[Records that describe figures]
━━━━━━━━━━━━━━━━

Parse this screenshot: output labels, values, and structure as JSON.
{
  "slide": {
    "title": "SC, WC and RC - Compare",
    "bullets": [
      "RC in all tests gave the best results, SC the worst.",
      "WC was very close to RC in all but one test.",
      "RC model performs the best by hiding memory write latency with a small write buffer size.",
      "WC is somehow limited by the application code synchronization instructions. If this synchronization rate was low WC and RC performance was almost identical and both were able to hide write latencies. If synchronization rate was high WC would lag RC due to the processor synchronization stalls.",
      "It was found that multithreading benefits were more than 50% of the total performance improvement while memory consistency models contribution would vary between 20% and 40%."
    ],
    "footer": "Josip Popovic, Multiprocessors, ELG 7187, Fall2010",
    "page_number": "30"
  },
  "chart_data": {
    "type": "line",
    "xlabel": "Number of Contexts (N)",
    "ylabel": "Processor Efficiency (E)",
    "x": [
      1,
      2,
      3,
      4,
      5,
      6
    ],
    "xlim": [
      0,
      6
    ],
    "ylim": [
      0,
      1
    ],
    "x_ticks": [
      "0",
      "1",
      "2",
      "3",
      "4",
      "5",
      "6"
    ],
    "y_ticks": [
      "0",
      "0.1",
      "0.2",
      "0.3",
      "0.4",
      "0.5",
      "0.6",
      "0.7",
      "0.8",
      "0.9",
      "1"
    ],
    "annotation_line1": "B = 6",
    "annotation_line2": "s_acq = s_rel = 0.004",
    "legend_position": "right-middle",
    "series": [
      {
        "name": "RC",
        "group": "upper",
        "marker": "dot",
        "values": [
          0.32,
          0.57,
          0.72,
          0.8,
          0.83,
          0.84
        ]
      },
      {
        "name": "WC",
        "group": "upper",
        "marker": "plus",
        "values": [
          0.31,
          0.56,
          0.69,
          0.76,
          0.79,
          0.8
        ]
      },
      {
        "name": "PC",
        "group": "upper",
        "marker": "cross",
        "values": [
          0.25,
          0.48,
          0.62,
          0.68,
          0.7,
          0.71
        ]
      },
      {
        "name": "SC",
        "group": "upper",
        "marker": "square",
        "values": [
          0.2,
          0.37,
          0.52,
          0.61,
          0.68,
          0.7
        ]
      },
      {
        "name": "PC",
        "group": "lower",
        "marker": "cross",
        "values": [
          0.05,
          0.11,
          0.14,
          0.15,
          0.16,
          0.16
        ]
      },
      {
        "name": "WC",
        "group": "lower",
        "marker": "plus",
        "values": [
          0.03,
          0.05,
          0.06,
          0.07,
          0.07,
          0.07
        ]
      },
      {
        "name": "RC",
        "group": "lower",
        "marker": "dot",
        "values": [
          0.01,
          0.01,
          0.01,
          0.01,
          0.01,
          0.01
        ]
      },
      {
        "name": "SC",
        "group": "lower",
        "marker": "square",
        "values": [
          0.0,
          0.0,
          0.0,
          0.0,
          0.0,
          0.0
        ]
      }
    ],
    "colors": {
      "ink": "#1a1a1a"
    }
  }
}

━━━━━━━━━━━━━━━━

Using the records above, pull out each line where the word "write" occurs.

→ Task output:
      "RC model performs the best by hiding memory write latency with a small write buffer size.",
      "WC is somehow limited by the application code synchronization instructions. If this synchronization rate was low WC and RC performance was almost identical and both were able to hide write latencies. If synchronization rate was high WC would lag RC due to the processor synchronization stalls.",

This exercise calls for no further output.